Figure record extracts:

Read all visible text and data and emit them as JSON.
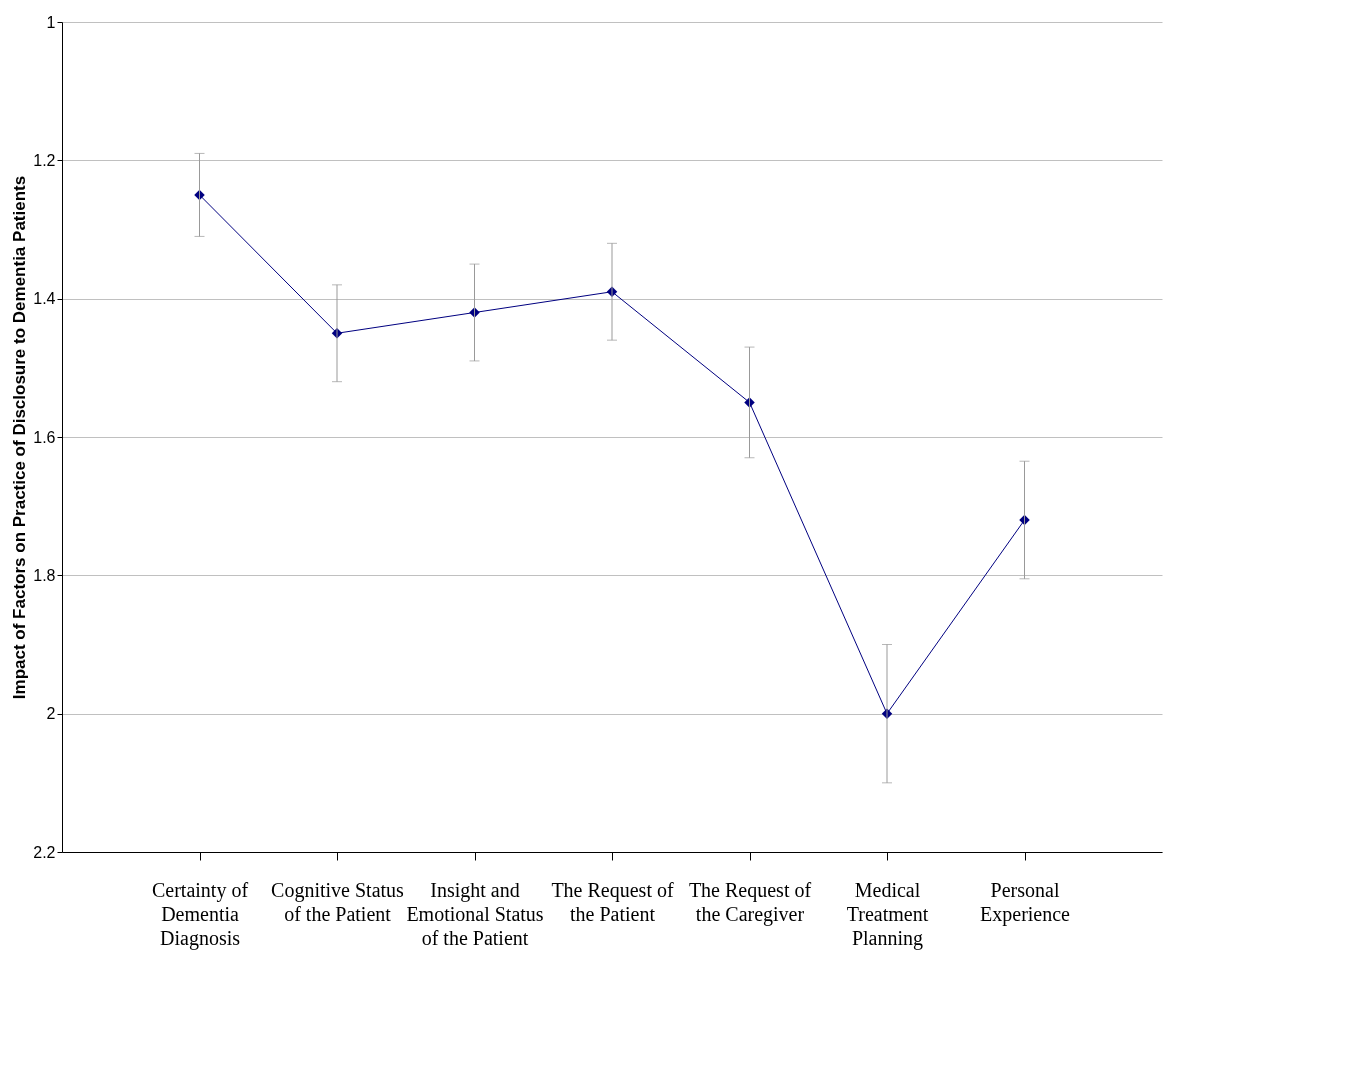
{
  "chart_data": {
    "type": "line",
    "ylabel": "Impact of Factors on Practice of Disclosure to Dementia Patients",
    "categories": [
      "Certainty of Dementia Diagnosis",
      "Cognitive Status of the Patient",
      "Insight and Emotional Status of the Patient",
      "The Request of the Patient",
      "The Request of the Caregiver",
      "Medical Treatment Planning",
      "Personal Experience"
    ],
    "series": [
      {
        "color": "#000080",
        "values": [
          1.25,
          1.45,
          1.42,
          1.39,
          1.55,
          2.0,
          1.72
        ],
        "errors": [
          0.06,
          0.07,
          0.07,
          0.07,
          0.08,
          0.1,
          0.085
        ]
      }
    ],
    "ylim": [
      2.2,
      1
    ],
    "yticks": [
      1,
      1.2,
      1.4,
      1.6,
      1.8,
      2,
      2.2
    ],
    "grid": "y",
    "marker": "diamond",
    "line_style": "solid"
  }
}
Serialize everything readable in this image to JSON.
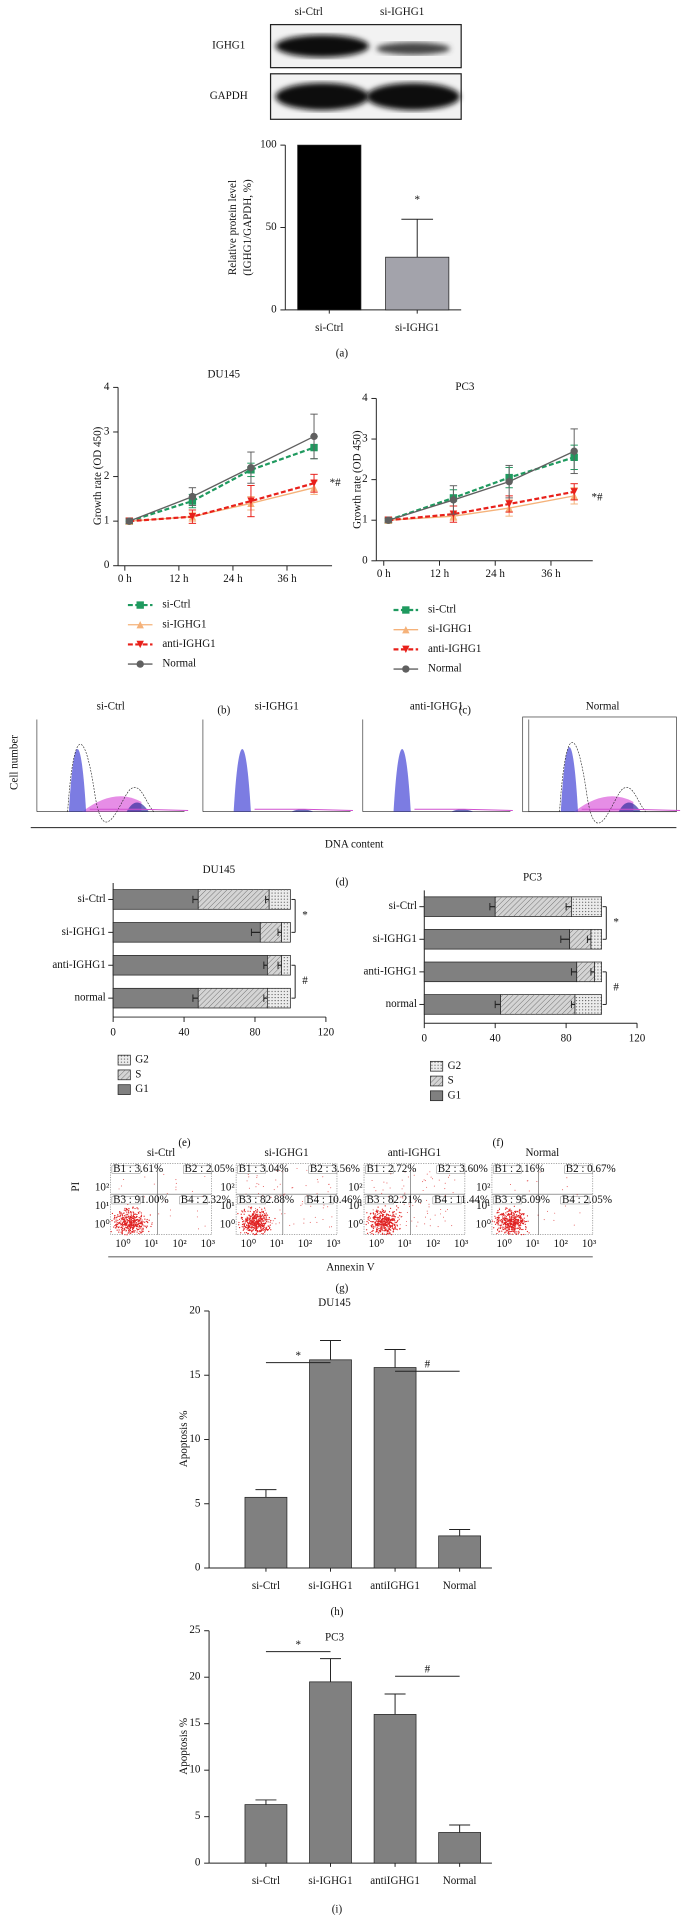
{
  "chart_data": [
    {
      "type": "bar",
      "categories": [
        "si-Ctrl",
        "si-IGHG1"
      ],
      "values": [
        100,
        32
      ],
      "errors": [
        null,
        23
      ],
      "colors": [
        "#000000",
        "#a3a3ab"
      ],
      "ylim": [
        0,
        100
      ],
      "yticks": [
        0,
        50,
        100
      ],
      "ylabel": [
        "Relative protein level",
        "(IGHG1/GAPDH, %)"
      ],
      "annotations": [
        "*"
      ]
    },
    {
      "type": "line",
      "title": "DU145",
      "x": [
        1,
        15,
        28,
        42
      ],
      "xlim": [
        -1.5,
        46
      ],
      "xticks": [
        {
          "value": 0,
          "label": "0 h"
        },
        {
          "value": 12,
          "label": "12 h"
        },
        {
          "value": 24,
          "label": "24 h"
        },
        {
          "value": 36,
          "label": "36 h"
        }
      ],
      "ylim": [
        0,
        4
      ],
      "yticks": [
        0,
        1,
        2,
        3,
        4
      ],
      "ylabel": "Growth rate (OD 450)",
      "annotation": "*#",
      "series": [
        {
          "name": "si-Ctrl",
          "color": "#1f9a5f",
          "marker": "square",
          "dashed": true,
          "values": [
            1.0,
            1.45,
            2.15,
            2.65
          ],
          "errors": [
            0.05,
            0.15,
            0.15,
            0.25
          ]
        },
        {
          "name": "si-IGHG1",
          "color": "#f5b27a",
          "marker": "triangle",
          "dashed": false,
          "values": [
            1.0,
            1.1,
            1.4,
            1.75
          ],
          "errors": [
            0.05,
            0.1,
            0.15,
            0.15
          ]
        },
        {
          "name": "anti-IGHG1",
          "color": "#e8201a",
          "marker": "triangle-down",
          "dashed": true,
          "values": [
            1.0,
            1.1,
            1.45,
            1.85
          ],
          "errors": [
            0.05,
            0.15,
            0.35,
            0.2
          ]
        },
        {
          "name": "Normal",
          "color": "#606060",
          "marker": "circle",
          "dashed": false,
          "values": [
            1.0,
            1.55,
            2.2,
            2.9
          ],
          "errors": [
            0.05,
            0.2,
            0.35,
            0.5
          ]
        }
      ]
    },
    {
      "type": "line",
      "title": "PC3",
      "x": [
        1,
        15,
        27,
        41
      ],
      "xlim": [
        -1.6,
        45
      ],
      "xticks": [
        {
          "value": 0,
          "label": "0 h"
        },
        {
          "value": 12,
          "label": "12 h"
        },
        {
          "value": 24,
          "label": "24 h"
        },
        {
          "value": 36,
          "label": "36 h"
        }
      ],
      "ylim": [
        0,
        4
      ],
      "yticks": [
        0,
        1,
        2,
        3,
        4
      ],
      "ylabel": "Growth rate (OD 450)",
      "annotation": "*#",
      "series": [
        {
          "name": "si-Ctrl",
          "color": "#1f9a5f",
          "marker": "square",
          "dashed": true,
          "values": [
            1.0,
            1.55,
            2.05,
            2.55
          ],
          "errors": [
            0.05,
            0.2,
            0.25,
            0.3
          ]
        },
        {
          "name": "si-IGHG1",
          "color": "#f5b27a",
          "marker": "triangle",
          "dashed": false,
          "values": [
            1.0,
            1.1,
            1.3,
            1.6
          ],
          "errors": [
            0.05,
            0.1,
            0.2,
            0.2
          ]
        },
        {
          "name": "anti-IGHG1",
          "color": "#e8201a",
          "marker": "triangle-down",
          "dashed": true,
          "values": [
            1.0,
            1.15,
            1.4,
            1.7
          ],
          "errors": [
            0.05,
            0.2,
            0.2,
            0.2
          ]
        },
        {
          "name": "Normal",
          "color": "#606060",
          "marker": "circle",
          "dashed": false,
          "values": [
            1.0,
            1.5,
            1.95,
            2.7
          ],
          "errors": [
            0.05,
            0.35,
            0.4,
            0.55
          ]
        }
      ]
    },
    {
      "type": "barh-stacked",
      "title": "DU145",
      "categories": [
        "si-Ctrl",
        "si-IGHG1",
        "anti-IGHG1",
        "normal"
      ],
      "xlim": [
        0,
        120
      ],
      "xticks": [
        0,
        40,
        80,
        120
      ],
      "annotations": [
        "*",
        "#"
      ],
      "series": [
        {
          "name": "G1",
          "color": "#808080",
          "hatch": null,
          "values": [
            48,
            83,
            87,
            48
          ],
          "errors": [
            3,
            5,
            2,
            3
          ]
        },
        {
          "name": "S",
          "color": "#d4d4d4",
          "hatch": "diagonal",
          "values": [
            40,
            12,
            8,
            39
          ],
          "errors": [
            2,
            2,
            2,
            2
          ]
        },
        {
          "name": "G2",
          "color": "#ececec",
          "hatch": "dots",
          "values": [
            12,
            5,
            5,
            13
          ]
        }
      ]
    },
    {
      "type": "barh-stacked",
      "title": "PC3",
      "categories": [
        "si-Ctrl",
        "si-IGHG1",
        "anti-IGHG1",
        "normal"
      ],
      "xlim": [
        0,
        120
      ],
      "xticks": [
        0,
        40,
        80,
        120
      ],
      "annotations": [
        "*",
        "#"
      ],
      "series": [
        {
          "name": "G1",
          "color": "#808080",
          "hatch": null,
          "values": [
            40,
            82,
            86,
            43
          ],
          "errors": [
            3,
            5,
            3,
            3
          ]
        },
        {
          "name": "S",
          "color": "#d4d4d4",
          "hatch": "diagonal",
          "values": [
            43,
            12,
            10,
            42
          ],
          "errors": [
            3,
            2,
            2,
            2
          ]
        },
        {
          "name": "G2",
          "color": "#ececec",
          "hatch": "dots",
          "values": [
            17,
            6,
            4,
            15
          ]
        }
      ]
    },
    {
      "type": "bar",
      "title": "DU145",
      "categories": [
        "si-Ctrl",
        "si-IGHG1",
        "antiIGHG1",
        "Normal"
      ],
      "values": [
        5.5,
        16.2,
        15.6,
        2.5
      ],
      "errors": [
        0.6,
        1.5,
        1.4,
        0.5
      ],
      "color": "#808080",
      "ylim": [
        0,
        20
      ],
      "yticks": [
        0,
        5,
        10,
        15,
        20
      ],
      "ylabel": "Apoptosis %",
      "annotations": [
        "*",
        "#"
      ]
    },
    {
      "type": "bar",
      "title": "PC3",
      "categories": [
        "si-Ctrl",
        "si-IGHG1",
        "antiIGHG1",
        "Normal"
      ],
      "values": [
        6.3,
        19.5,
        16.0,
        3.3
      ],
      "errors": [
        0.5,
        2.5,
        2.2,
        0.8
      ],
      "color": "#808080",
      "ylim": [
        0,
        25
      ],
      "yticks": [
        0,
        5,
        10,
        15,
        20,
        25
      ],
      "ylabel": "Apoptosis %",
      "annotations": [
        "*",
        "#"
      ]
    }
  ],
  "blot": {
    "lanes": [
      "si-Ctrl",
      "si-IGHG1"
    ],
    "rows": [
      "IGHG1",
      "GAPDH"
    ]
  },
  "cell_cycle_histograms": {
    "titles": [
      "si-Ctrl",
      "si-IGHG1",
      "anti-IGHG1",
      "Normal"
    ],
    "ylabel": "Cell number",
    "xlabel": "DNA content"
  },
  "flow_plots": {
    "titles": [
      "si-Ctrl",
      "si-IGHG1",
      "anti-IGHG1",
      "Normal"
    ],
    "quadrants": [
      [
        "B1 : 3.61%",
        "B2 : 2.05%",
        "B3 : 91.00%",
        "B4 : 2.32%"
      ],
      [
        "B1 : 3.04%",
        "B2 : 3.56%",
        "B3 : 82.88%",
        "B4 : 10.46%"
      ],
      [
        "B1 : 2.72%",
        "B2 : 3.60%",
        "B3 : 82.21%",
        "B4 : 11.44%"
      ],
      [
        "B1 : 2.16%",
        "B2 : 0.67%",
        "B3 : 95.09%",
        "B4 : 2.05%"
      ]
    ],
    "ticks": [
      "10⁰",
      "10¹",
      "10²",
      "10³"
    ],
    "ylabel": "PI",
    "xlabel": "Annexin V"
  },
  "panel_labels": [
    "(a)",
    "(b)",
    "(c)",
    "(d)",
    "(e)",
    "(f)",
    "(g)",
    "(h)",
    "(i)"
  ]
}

*What you will do*
Scan the lines above for the word "Status". Return each one that has it.

*Finished task*
      "Cognitive Status of the Patient",
      "Insight and Emotional Status of the Patient",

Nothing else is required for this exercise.